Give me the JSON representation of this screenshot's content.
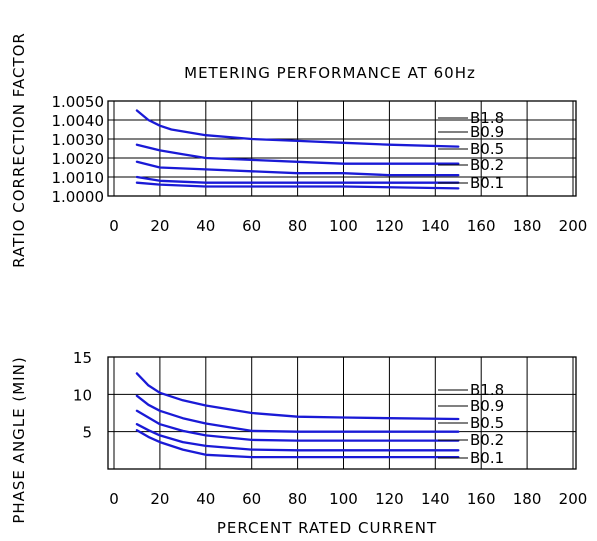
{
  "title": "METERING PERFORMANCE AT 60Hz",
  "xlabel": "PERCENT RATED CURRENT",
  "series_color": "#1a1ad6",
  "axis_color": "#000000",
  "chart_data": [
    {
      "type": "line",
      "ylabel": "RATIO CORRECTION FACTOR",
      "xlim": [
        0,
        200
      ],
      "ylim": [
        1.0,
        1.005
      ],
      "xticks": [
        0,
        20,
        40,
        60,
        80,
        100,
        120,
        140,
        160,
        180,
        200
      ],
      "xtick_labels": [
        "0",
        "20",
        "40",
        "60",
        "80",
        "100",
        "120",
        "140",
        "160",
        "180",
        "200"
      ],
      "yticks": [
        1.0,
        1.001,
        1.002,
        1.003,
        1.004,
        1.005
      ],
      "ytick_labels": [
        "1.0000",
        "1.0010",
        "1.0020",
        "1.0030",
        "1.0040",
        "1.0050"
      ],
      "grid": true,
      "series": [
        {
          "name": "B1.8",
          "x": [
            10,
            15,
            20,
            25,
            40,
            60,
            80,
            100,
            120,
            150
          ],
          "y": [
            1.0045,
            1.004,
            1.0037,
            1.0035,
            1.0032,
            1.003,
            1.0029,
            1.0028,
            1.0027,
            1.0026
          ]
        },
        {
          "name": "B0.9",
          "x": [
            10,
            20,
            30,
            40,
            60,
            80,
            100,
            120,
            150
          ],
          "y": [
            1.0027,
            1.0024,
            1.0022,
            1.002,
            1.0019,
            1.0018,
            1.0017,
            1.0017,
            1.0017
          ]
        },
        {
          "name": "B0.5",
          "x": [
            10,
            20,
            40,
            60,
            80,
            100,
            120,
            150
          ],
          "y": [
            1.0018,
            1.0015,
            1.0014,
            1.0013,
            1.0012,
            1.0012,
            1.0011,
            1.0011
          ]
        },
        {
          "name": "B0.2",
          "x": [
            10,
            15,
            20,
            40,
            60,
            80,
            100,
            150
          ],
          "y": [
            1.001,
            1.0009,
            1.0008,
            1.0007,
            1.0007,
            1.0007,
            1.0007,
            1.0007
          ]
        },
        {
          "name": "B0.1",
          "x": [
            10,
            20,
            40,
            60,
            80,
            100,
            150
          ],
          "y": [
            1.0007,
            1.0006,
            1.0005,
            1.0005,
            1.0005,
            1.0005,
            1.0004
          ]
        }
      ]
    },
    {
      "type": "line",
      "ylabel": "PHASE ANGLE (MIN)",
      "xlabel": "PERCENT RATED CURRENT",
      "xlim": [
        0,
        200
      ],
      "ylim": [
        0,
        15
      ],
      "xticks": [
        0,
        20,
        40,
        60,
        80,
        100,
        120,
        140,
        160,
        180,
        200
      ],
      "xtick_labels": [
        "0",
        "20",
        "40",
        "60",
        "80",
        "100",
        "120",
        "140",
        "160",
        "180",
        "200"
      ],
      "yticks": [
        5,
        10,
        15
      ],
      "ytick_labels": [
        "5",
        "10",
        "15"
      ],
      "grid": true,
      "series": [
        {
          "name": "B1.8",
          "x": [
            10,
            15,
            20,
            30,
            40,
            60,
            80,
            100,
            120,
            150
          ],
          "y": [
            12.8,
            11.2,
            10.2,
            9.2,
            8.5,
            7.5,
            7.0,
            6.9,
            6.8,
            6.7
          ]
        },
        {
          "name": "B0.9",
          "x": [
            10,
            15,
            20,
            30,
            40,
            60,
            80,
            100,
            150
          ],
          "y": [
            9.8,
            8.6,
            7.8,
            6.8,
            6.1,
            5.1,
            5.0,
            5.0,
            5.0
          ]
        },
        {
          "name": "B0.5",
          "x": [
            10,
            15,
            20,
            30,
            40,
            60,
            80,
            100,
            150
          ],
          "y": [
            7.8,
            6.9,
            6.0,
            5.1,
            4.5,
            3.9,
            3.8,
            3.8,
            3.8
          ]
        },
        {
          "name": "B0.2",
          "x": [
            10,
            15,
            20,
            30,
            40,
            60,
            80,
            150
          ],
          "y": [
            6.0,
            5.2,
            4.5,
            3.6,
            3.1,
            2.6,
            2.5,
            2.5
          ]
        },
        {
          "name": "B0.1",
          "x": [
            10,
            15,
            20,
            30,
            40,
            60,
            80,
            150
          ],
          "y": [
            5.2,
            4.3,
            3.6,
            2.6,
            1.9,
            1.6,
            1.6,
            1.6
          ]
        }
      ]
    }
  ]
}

* **Task prompt**: Which lines above contain "PERCENT"? Show each of them.

* **Solution**:
  "xlabel": "PERCENT RATED CURRENT",
      "xlabel": "PERCENT RATED CURRENT",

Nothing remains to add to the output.